Extract provided:
<<<<
- Venue: CIBC Pan Am and Parapan Am Athletics Stadium
- Dates: July 21
- Competitors: 10 from 7 nations
- Winning height: 5.80 m

Medalists
| Gold medal | Shawnacy Barber | Canada |
| Silver medal | Germán Chiaraviglio | Argentina |
| Bronze medal | Mark Hollis | United States |
| Bronze medal | Jacob Blankenship | United States |

= Athletics at the 2015 Pan American Games – Men's pole vault =

The men's pole vault competition of the athletics events at the 2015 Pan American Games took place on July 21 at the CIBC Pan Am and Parapan Am Athletics Stadium. The defending Pan American Games champion is Lázaro Borges of Cuba.
>>>>
Recorded information:
<<<<
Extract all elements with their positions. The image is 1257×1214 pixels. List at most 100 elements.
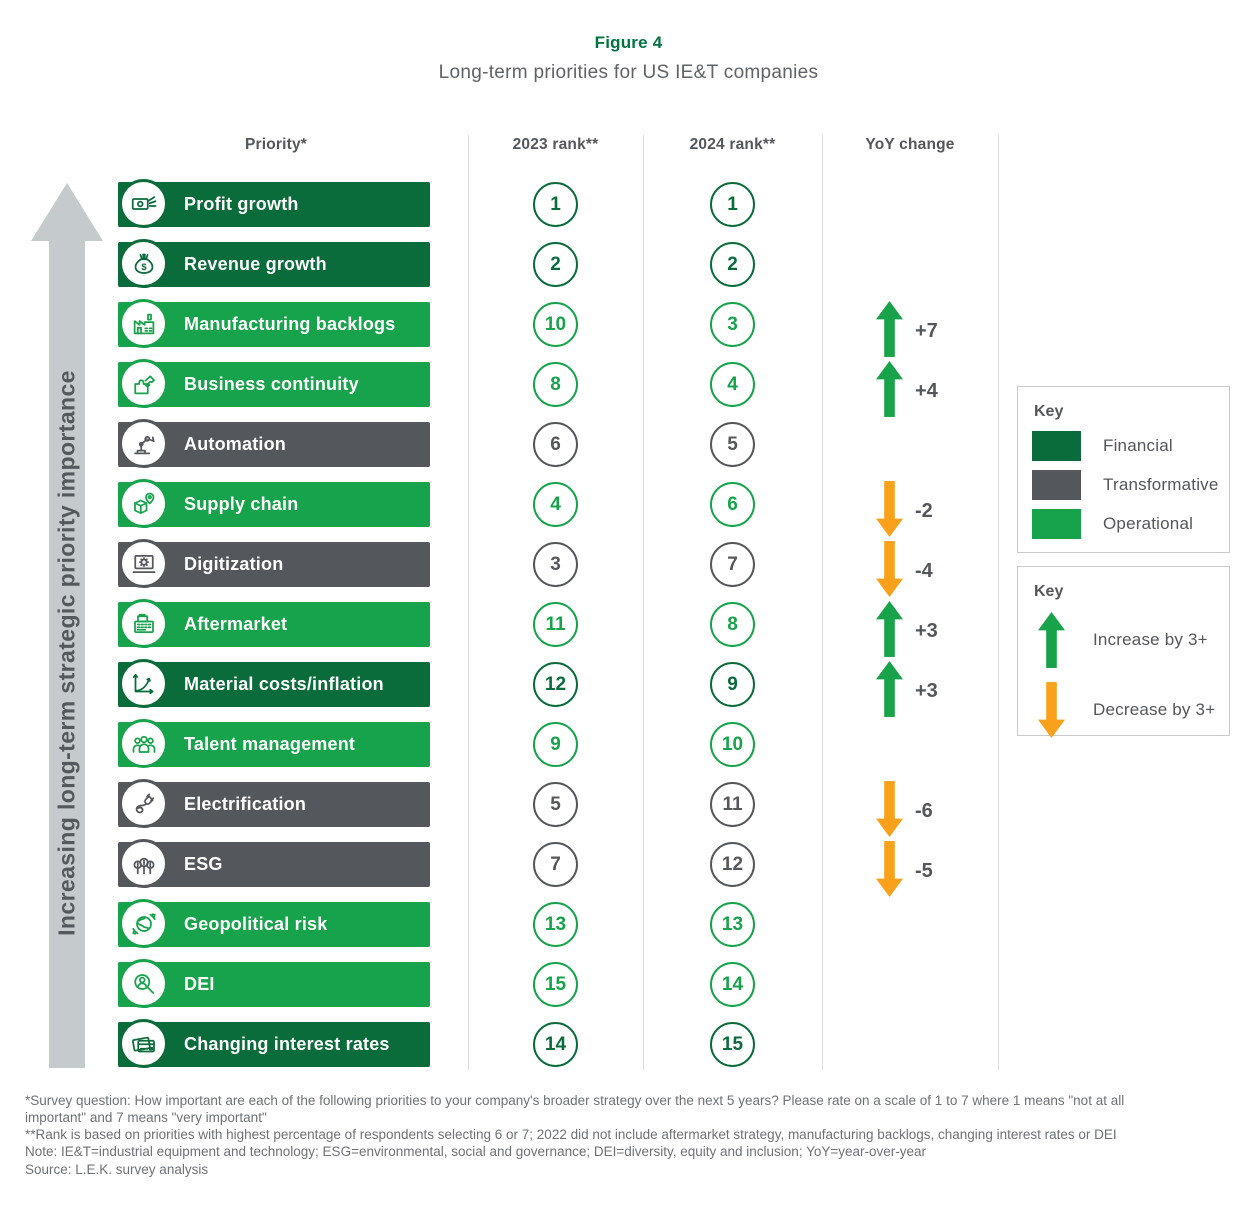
>>>>
Set tasks:
[a] Transcribe the pole vault article from "The men's pole" up to and including "Borges of Cuba.".
[b] Pick up the article on the 2015 Pan American Games men's pole vault after its final sentence and write the next part.
The lines come from a source unrelated to the pole vault article.

Results for each task:
[a]
The men's pole vault competition of the athletics events at the 2015 Pan American Games took place on July 21 at the CIBC Pan Am and Parapan Am Athletics Stadium. The defending Pan American Games champion is Lázaro Borges of Cuba.

[b]
==Records==
Prior to this competition, the existing world and Pan American Games records were as follows:

| World record | Sergey Bubka (UKR) | 6.14 | Sestriere, Italy | July 31, 1994 |
| Pan American Games record | Lázaro Borges (CUB) | 5.80 | Guadalajara, Mexico | October 28, 2011 |

==Qualification==

Each National Olympic Committee (NOC) was able to enter up to two entrants providing they had met the minimum standard (4.98) in the qualifying period (January 1, 2014 to June 28, 2015).

==Schedule==

| Date | Time | Round |
|---|---|---|
| July 21, 2015 | 10:15 | Final |

==Results==
All results shown are in meters.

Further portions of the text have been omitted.